→ **What to work on**
Without including any images, repeat the data exactly.

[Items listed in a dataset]
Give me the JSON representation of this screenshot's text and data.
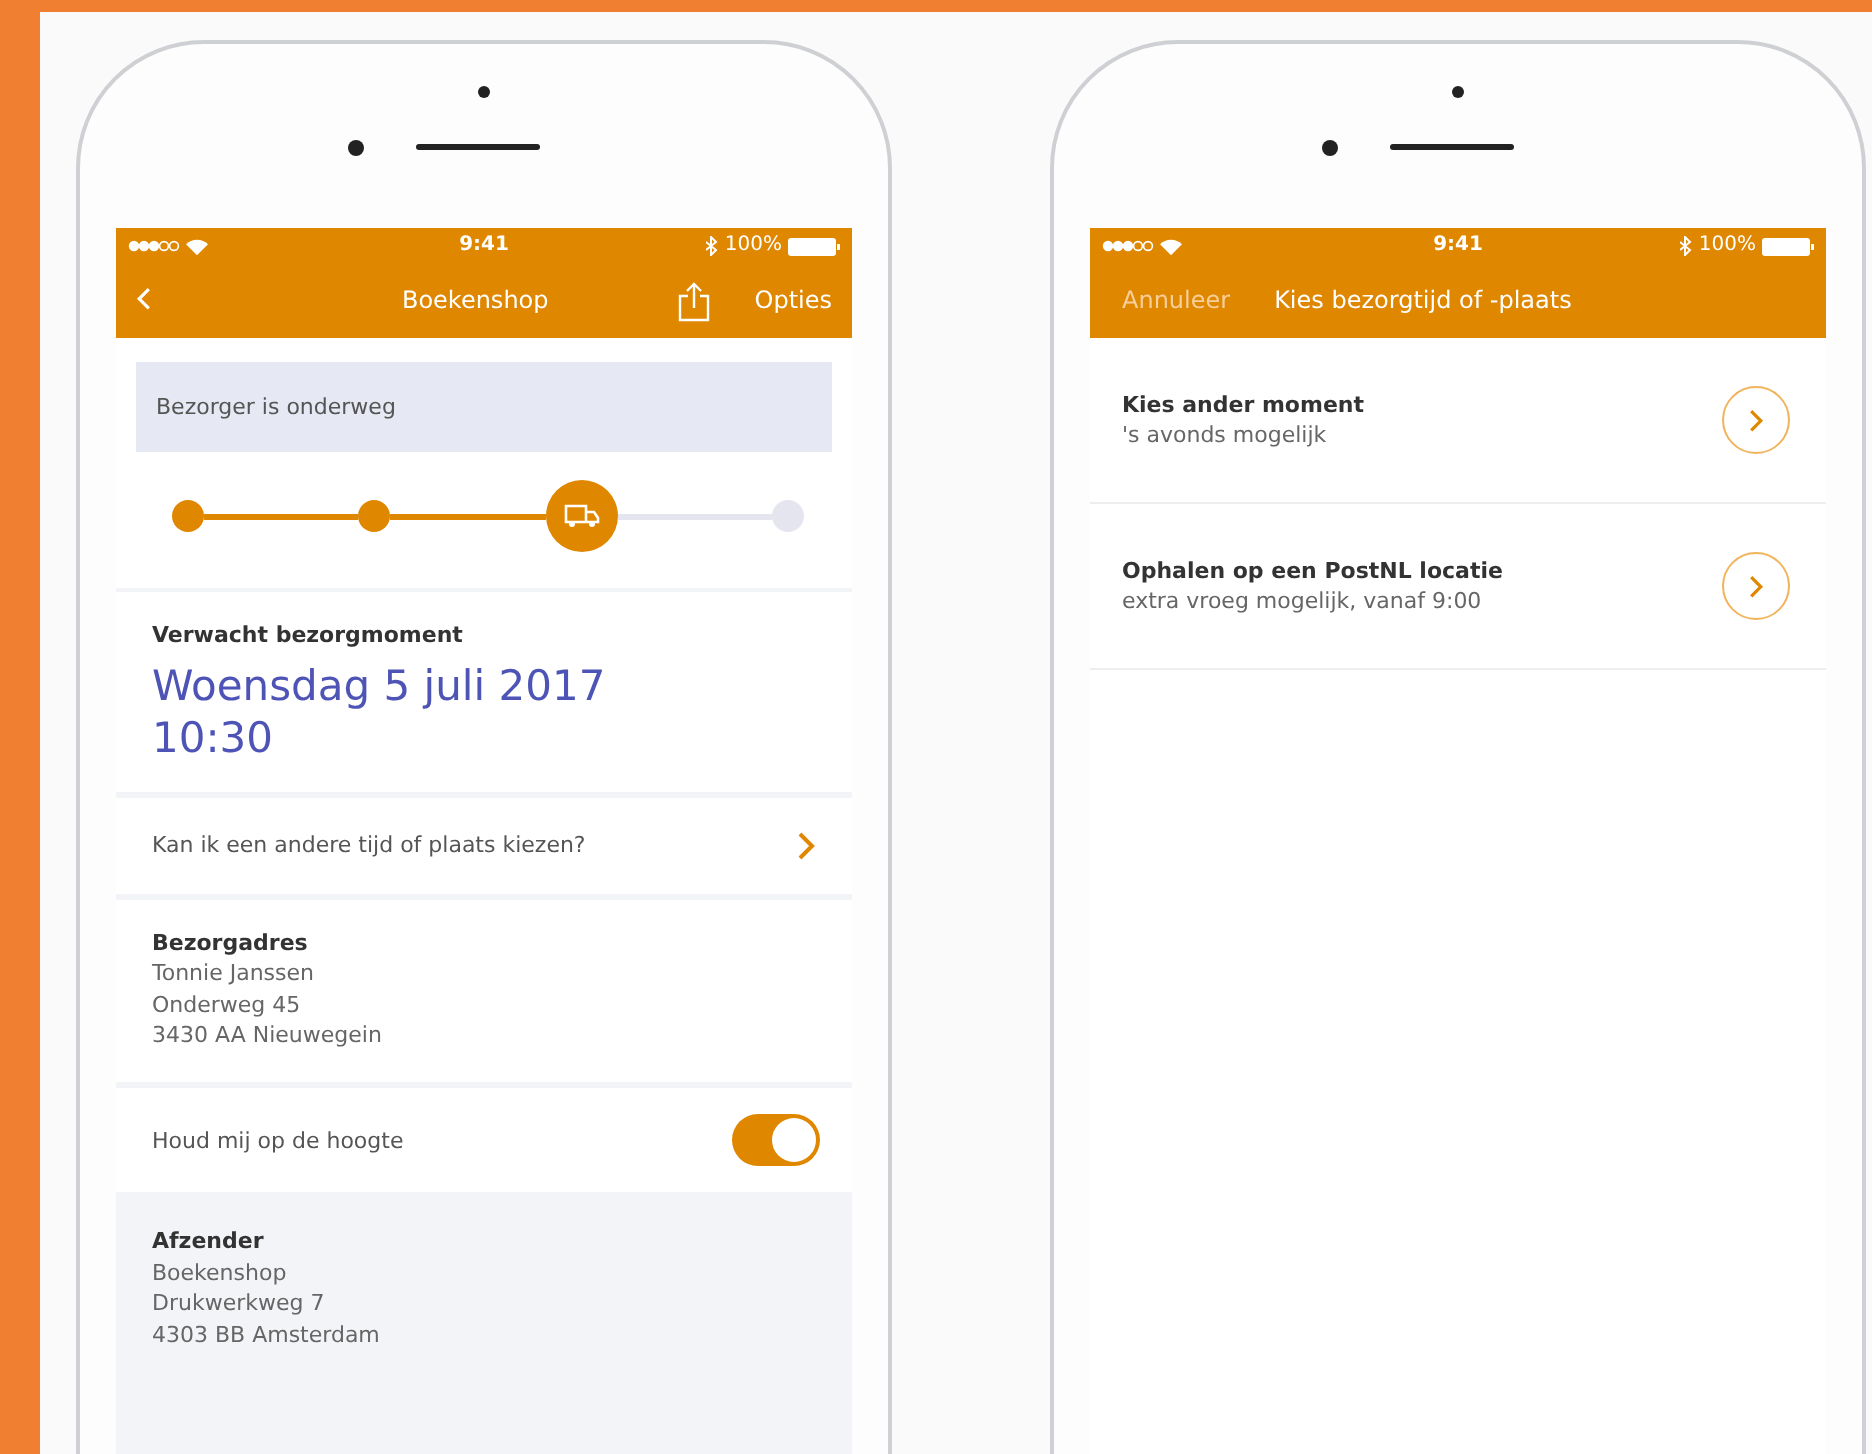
{
  "phones": [
    {
      "kind": "tracking",
      "status_bar": {
        "time": "9:41",
        "battery": "100%"
      },
      "nav": {
        "title": "Boekenshop",
        "action": "Opties"
      },
      "banner": "Bezorger is onderweg",
      "steps": [
        {
          "reached": true,
          "selected": false
        },
        {
          "reached": true,
          "selected": false
        },
        {
          "reached": true,
          "selected": true
        },
        {
          "reached": false,
          "selected": false
        }
      ],
      "expected": {
        "label": "Verwacht bezorgmoment",
        "date": "Woensdag 5 juli 2017",
        "time": "10:30"
      },
      "change_link": "Kan ik een andere tijd of plaats kiezen?",
      "address": {
        "label": "Bezorgadres",
        "lines": [
          "Tonnie Janssen",
          "Onderweg 45",
          "3430 AA Nieuwegein"
        ]
      },
      "notify": {
        "label": "Houd mij op de hoogte",
        "on": true
      },
      "sender": {
        "label": "Afzender",
        "lines": [
          "Boekenshop",
          "Drukwerkweg 7",
          "4303 BB Amsterdam"
        ]
      }
    },
    {
      "kind": "options",
      "status_bar": {
        "time": "9:41",
        "battery": "100%"
      },
      "nav": {
        "cancel": "Annuleer",
        "title": "Kies bezorgtijd of -plaats"
      },
      "options": [
        {
          "title": "Kies ander moment",
          "subtitle": "'s avonds mogelijk"
        },
        {
          "title": "Ophalen op een PostNL locatie",
          "subtitle": "extra vroeg mogelijk, vanaf 9:00"
        }
      ]
    }
  ]
}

→ **Reply**
Give me the JSON representation of this screenshot's text and data.
{
  "phones": [
    {
      "kind": "tracking",
      "status_bar": {
        "time": "9:41",
        "battery": "100%"
      },
      "nav": {
        "title": "Boekenshop",
        "action": "Opties"
      },
      "banner": "Bezorger is onderweg",
      "steps": [
        {
          "reached": true,
          "selected": false
        },
        {
          "reached": true,
          "selected": false
        },
        {
          "reached": true,
          "selected": true
        },
        {
          "reached": false,
          "selected": false
        }
      ],
      "expected": {
        "label": "Verwacht bezorgmoment",
        "date": "Woensdag 5 juli 2017",
        "time": "10:30"
      },
      "change_link": "Kan ik een andere tijd of plaats kiezen?",
      "address": {
        "label": "Bezorgadres",
        "lines": [
          "Tonnie Janssen",
          "Onderweg 45",
          "3430 AA Nieuwegein"
        ]
      },
      "notify": {
        "label": "Houd mij op de hoogte",
        "on": true
      },
      "sender": {
        "label": "Afzender",
        "lines": [
          "Boekenshop",
          "Drukwerkweg 7",
          "4303 BB Amsterdam"
        ]
      }
    },
    {
      "kind": "options",
      "status_bar": {
        "time": "9:41",
        "battery": "100%"
      },
      "nav": {
        "cancel": "Annuleer",
        "title": "Kies bezorgtijd of -plaats"
      },
      "options": [
        {
          "title": "Kies ander moment",
          "subtitle": "'s avonds mogelijk"
        },
        {
          "title": "Ophalen op een PostNL locatie",
          "subtitle": "extra vroeg mogelijk, vanaf 9:00"
        }
      ]
    }
  ]
}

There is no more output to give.